◆ Text provided ◆
** Begin **

To accommodate JIS X 0213, all 3 major JIS encodings have undergone revision. Their new MIME names are EUC-JISX0213, Shift_JISX0213, and ISO-2022-JP-3. Fortunately, because of the clever design of JIS X 0213, the new encodings are only slightly different from their original version. As of September 2002, these new encodings are not yet widely supported, but they are likely to grow more popular.


2.1.5. NEC/IBM proprietary extension

NEC/IBM defined roughly a thousand new characters for use with CP932 (code page 932), Microsoft's proprietary extension of the Shift JIS encoding. These cause no end of problems, even having duplicates with standard characters. As these characters are tightly bound to CP932, they are described in CP932.


2.2. JIS-based Encodings


2.2.1. EUC-JP

EUC (Extended Unix Code), also known as UJIS, is an encoding which encodes all the characters of JIS X 0201, JIS X 0208 and JIS X 0212. It is compatible with ASCII, but not with JIS X 0201: EUC does not support 1-byte half-width katakana/punctuation (though it does support it in 2 bytes).

Similar to UTF-8, EUC has the property that ASCII characters are left as-is, and every other character has the top bit of each of its bytes set.

Each character set is encoded as follows:
Charset Bytes per char 1st byte 2nd byte 3rd byte Example
JIS X 0201 Two 0x8E The raw JIS X 0201 byte. カ (0xB6 in JIS X 0201) ⇒ 8E:B6
JIS X 0208 Two Set the top bits of the JIS X 0208 two-byte code 河 (32:4F in JIS X 0208) ⇒ B2:CF
JIS X 0212 Three 0x8F Set the top bits of the JIS X 0212 codes 傺 (32:30 in JIS X 0212) ⇒ 8F:B2:B0

Note, though, that it may be a bad idea to use characters in JIS X 0212 with EUC, as some software might not recognize them. Because almost all characters in EUC take up only 2 bytes, it is all too easy for careless programmers to build software that will break when it encounters a 3-byte EUC character.

** End **

◆ Given task A ◆
Output the lines of the records starting at the line that contains "421, 431, 480]" and ending at the line that contains "183, 420, 198]", reproducing each one without any change.
The passage on JIS encodings and the records come from unrelated sources.

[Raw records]
** Begin **

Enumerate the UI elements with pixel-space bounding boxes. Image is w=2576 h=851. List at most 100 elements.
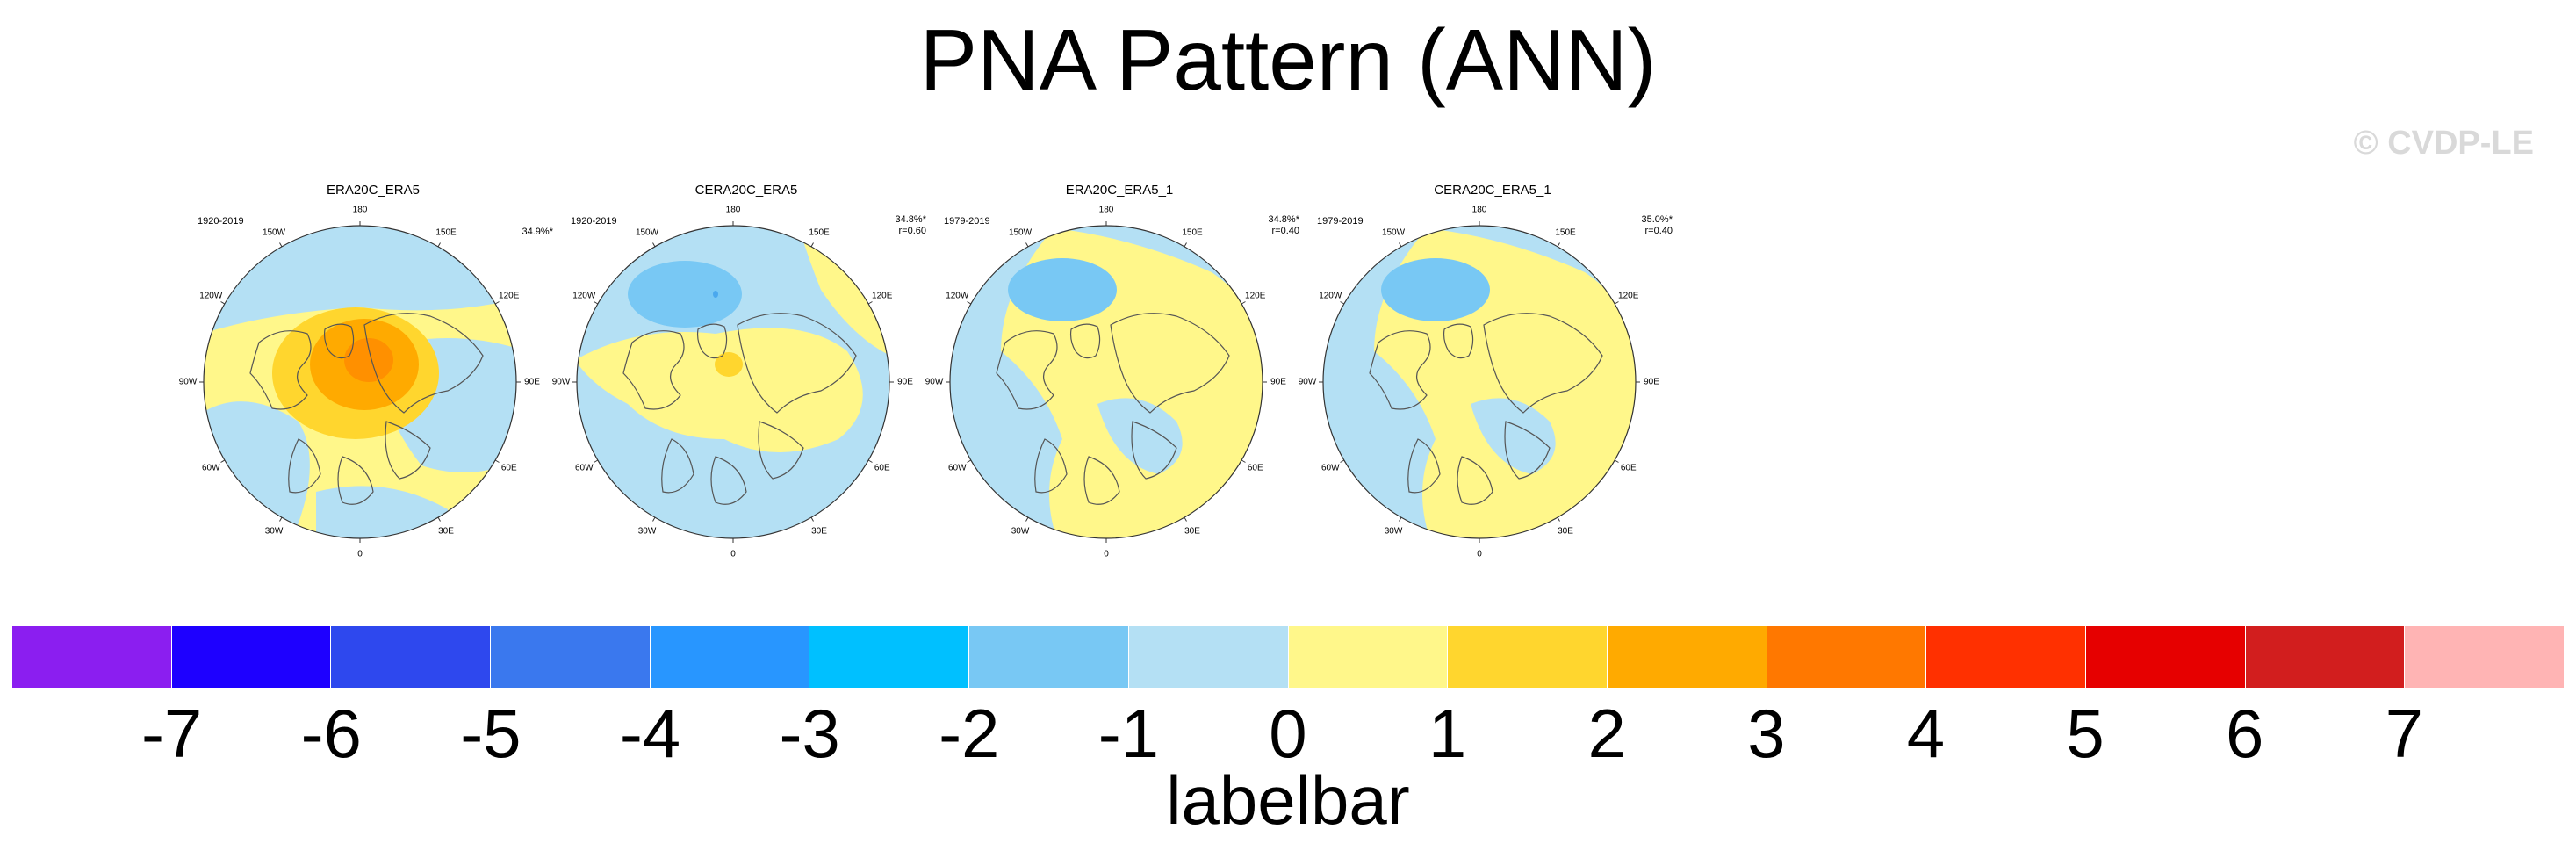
coastline	[385, 421, 431, 480]
longitude-tick	[279, 242, 283, 248]
figure-title: PNA Pattern (ANN)	[919, 11, 1657, 108]
coastline	[737, 313, 857, 414]
longitude-label: 30E	[811, 526, 827, 537]
coastline	[323, 323, 355, 359]
coastline	[1083, 456, 1120, 505]
panel-title: ERA20C_ERA5	[327, 183, 420, 198]
longitude-tick	[1340, 301, 1345, 305]
panel-percent-variance: 34.8%* r=0.60	[895, 214, 926, 236]
longitude-tick	[594, 459, 599, 463]
longitude-label: 120W	[199, 291, 223, 301]
longitude-label: 90E	[524, 377, 540, 387]
longitude-tick	[810, 516, 814, 522]
longitude-label: 120E	[872, 291, 893, 301]
longitude-label: 180	[1471, 205, 1487, 215]
longitude-tick	[1557, 516, 1560, 522]
panel-period: 1920-2019	[198, 216, 244, 227]
panel-title: ERA20C_ERA5_1	[1065, 183, 1174, 198]
labelbar-swatch	[1607, 626, 1767, 688]
anomaly-region	[1097, 398, 1183, 474]
labelbar-tick-label: 1	[1428, 695, 1467, 772]
anomaly-region	[628, 261, 742, 328]
longitude-tick	[1025, 242, 1029, 248]
panel-period: 1979-2019	[944, 216, 990, 227]
longitude-label: 60W	[201, 463, 220, 473]
coastline	[710, 456, 747, 505]
longitude-tick	[1241, 459, 1246, 463]
labelbar-swatch	[809, 626, 970, 688]
coastline	[1407, 438, 1441, 494]
longitude-label: 60W	[574, 463, 594, 473]
longitude-label: 90W	[925, 377, 944, 387]
longitude-label: 0	[730, 549, 736, 559]
longitude-tick	[652, 242, 656, 248]
coastline	[1369, 330, 1431, 410]
labelbar-swatch	[1448, 626, 1608, 688]
map-panel: CERA20C_ERA5 1920-2019 34.8%* r=0.60 180 1…	[552, 176, 935, 562]
longitude-tick	[437, 242, 441, 248]
longitude-label: 0	[1104, 549, 1109, 559]
longitude-tick	[1241, 301, 1246, 305]
coastline	[758, 421, 804, 480]
longitude-label: 120E	[499, 291, 520, 301]
longitude-label: 150W	[1008, 227, 1033, 238]
longitude-tick	[867, 459, 873, 463]
longitude-label: 90E	[897, 377, 913, 387]
longitude-label: 90E	[1270, 377, 1286, 387]
anomaly-region	[713, 291, 718, 298]
longitude-tick	[967, 301, 972, 305]
labelbar-swatch	[650, 626, 810, 688]
longitude-label: 120W	[572, 291, 596, 301]
longitude-label: 90W	[551, 377, 571, 387]
longitude-label: 60W	[947, 463, 967, 473]
map-panel: ERA20C_ERA5 1920-2019 34.9%* 180 150E 120E…	[179, 176, 562, 562]
longitude-tick	[1399, 516, 1402, 522]
coastline	[996, 330, 1058, 410]
labelbar-tick-label: 2	[1587, 695, 1626, 772]
longitude-label: 120W	[946, 291, 969, 301]
longitude-label: 0	[357, 549, 363, 559]
anomaly-region	[316, 486, 448, 538]
longitude-label: 30W	[637, 526, 657, 537]
longitude-label: 90W	[178, 377, 198, 387]
coastline	[1443, 323, 1474, 359]
longitude-tick	[1184, 516, 1187, 522]
longitude-label: 30E	[438, 526, 454, 537]
coastline	[1034, 438, 1068, 494]
labelbar-swatch	[969, 626, 1129, 688]
longitude-tick	[1025, 516, 1029, 522]
anomaly-region	[715, 352, 743, 377]
labelbar-tick-label: 6	[2226, 695, 2264, 772]
panel-title: CERA20C_ERA5_1	[1434, 183, 1551, 198]
panel-period: 1920-2019	[571, 216, 617, 227]
polar-map	[946, 221, 1267, 543]
map-panels: ERA20C_ERA5 1920-2019 34.9%* 180 150E 120E…	[0, 176, 2576, 562]
longitude-tick	[810, 242, 814, 248]
longitude-label: 30W	[1384, 526, 1403, 537]
coastline	[1457, 456, 1493, 505]
longitude-label: 30E	[1184, 526, 1200, 537]
longitude-label: 120E	[1245, 291, 1266, 301]
longitude-label: 60E	[1247, 463, 1263, 473]
labelbar-tick-label: 5	[2066, 695, 2105, 772]
anomaly-region	[577, 328, 863, 452]
longitude-tick	[494, 301, 500, 305]
coastline	[1504, 421, 1551, 480]
labelbar-swatch	[1288, 626, 1449, 688]
longitude-tick	[279, 516, 283, 522]
coastline	[337, 456, 374, 505]
longitude-tick	[220, 459, 226, 463]
labelbar-tick-label: -1	[1097, 695, 1160, 772]
longitude-label: 180	[725, 205, 741, 215]
longitude-label: 150W	[262, 227, 286, 238]
coastline	[249, 330, 312, 410]
labelbar-tick-label: 7	[2385, 695, 2424, 772]
labelbar-swatch	[171, 626, 332, 688]
longitude-label: 0	[1477, 549, 1482, 559]
longitude-label: 150W	[1381, 227, 1406, 238]
longitude-label: 60E	[500, 463, 517, 473]
labelbar-swatch	[1128, 626, 1289, 688]
coastline	[661, 438, 694, 494]
coastline	[1110, 313, 1230, 414]
longitude-label: 30W	[264, 526, 284, 537]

** End **

◆ Given task B ◆
Return the part of the passage on JIS encodings starting at "NEC/IBM defined roughly" and ending at "described in CP932.", copied word for word.

◆ Written solution A ◆
coastline	[385, 421, 431, 480]
longitude-tick	[279, 242, 283, 248]
figure-title: PNA Pattern (ANN)	[919, 11, 1657, 108]
coastline	[737, 313, 857, 414]
longitude-label: 30E	[811, 526, 827, 537]
coastline	[323, 323, 355, 359]
coastline	[1083, 456, 1120, 505]
panel-title: ERA20C_ERA5	[327, 183, 420, 198]

◆ Written solution B ◆
NEC/IBM defined roughly a thousand new characters for use with CP932 (code page 932), Microsoft's proprietary extension of the Shift JIS encoding. These cause no end of problems, even having duplicates with standard characters. As these characters are tightly bound to CP932, they are described in CP932.